>>>>>
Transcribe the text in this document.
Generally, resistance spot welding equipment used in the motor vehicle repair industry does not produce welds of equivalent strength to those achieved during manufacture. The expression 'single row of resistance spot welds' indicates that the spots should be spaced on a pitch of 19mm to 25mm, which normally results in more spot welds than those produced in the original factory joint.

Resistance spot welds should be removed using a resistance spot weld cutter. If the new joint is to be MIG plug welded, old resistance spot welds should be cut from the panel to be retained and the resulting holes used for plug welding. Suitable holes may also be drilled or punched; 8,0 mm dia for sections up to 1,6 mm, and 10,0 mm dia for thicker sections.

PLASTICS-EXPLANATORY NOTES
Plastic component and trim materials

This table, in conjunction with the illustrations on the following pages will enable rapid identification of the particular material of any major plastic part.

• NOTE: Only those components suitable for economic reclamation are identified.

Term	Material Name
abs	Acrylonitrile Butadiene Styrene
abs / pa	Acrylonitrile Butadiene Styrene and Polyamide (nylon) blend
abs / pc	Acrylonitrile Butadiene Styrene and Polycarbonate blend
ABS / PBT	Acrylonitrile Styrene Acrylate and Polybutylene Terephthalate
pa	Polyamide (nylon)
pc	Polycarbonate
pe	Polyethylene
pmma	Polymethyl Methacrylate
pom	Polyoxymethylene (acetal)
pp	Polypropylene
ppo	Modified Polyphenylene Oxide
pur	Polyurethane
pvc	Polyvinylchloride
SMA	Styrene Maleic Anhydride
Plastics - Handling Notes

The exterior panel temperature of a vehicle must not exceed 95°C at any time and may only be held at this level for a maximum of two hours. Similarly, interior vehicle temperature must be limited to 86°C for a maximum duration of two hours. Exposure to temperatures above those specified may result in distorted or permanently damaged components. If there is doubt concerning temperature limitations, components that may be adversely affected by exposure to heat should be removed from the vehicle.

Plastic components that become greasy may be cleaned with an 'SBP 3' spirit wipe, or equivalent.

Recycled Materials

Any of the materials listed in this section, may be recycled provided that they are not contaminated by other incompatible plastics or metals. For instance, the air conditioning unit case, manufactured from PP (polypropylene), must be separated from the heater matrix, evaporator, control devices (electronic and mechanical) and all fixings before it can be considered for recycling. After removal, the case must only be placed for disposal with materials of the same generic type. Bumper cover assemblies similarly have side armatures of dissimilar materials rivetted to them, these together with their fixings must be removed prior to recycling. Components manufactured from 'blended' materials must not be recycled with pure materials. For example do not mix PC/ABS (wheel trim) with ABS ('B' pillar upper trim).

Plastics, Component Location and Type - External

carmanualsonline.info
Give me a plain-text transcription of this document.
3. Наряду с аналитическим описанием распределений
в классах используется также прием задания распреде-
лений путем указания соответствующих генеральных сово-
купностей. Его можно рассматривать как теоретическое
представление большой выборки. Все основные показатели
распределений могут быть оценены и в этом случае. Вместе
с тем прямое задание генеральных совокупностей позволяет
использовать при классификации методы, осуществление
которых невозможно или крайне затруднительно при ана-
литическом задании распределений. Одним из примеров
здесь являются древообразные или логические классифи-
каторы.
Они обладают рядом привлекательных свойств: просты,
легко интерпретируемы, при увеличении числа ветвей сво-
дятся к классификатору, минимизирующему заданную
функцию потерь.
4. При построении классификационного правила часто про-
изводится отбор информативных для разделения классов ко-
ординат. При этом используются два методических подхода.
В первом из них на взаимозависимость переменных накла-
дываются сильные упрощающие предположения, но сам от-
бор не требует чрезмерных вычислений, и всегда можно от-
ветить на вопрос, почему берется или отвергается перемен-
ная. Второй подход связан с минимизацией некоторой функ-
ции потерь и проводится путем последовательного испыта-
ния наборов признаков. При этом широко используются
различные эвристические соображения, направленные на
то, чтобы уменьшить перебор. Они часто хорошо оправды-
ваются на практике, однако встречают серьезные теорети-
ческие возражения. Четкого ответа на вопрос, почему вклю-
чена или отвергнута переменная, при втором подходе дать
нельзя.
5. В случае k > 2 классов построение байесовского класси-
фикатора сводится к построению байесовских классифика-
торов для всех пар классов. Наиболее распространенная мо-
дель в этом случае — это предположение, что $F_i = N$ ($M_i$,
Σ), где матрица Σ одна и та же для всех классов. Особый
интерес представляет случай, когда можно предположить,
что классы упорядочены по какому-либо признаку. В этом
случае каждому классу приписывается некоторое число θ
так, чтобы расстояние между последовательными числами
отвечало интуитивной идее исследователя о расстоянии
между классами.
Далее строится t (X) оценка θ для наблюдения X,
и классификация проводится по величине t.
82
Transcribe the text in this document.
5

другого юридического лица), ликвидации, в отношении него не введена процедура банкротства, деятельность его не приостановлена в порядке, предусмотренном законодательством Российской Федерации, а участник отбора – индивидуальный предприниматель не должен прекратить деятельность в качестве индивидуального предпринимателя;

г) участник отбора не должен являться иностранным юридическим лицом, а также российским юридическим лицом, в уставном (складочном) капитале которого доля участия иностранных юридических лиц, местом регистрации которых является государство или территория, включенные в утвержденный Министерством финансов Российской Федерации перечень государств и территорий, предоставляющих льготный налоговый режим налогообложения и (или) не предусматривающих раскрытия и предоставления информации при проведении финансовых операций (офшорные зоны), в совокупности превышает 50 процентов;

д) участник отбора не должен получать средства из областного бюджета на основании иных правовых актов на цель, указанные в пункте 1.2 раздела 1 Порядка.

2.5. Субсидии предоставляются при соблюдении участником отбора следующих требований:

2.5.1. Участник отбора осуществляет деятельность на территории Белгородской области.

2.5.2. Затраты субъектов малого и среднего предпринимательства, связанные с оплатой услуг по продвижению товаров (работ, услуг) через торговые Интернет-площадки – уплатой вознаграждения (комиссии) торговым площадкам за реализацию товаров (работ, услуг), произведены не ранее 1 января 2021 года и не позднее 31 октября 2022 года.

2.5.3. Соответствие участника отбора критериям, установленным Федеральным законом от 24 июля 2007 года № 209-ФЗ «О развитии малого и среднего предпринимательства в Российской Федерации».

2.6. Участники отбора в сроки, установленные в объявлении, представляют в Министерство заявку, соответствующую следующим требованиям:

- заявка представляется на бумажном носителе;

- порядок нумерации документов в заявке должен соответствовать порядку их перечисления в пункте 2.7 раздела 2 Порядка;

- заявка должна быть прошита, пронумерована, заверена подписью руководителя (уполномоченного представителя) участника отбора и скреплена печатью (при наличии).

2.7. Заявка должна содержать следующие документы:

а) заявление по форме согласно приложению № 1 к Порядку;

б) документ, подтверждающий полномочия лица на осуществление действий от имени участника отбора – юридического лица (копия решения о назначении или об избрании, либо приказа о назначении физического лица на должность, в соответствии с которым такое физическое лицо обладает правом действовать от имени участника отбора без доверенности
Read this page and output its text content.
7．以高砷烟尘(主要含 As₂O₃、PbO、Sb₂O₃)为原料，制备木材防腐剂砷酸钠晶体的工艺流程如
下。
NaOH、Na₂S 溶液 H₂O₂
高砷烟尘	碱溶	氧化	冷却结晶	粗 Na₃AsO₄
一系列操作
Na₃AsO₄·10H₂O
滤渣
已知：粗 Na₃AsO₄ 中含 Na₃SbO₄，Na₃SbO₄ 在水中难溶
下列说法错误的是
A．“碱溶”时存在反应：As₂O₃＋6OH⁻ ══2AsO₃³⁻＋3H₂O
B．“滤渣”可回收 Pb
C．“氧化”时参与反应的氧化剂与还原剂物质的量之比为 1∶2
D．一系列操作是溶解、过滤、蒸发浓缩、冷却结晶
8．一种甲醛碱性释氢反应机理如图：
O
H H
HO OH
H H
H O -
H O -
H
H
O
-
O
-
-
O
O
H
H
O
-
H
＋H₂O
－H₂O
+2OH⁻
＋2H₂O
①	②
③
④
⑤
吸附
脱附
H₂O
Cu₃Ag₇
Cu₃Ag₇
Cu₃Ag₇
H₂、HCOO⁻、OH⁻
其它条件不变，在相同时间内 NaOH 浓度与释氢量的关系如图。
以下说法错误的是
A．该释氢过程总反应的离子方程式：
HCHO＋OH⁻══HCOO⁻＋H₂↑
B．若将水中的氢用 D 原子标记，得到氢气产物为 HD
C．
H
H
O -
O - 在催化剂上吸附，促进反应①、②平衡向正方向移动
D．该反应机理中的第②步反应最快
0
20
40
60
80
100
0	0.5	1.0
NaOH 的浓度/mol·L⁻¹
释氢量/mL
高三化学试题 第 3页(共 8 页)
<<<<<
REQUIREMENTS: Everything from the line that contains "Read this page and output its text content." through the end of the records must be duplicated exactly, and nothing outside that range.

RESULT:
Read this page and output its text content.
7．以高砷烟尘(主要含 As₂O₃、PbO、Sb₂O₃)为原料，制备木材防腐剂砷酸钠晶体的工艺流程如
下。
NaOH、Na₂S 溶液 H₂O₂
高砷烟尘	碱溶	氧化	冷却结晶	粗 Na₃AsO₄
一系列操作
Na₃AsO₄·10H₂O
滤渣
已知：粗 Na₃AsO₄ 中含 Na₃SbO₄，Na₃SbO₄ 在水中难溶
下列说法错误的是
A．“碱溶”时存在反应：As₂O₃＋6OH⁻ ══2AsO₃³⁻＋3H₂O
B．“滤渣”可回收 Pb
C．“氧化”时参与反应的氧化剂与还原剂物质的量之比为 1∶2
D．一系列操作是溶解、过滤、蒸发浓缩、冷却结晶
8．一种甲醛碱性释氢反应机理如图：
O
H H
HO OH
H H
H O -
H O -
H
H
O
-
O
-
-
O
O
H
H
O
-
H
＋H₂O
－H₂O
+2OH⁻
＋2H₂O
①	②
③
④
⑤
吸附
脱附
H₂O
Cu₃Ag₇
Cu₃Ag₇
Cu₃Ag₇
H₂、HCOO⁻、OH⁻
其它条件不变，在相同时间内 NaOH 浓度与释氢量的关系如图。
以下说法错误的是
A．该释氢过程总反应的离子方程式：
HCHO＋OH⁻══HCOO⁻＋H₂↑
B．若将水中的氢用 D 原子标记，得到氢气产物为 HD
C．
H
H
O -
O - 在催化剂上吸附，促进反应①、②平衡向正方向移动
D．该反应机理中的第②步反应最快
0
20
40
60
80
100
0	0.5	1.0
NaOH 的浓度/mol·L⁻¹
释氢量/mL
高三化学试题 第 3页(共 8 页)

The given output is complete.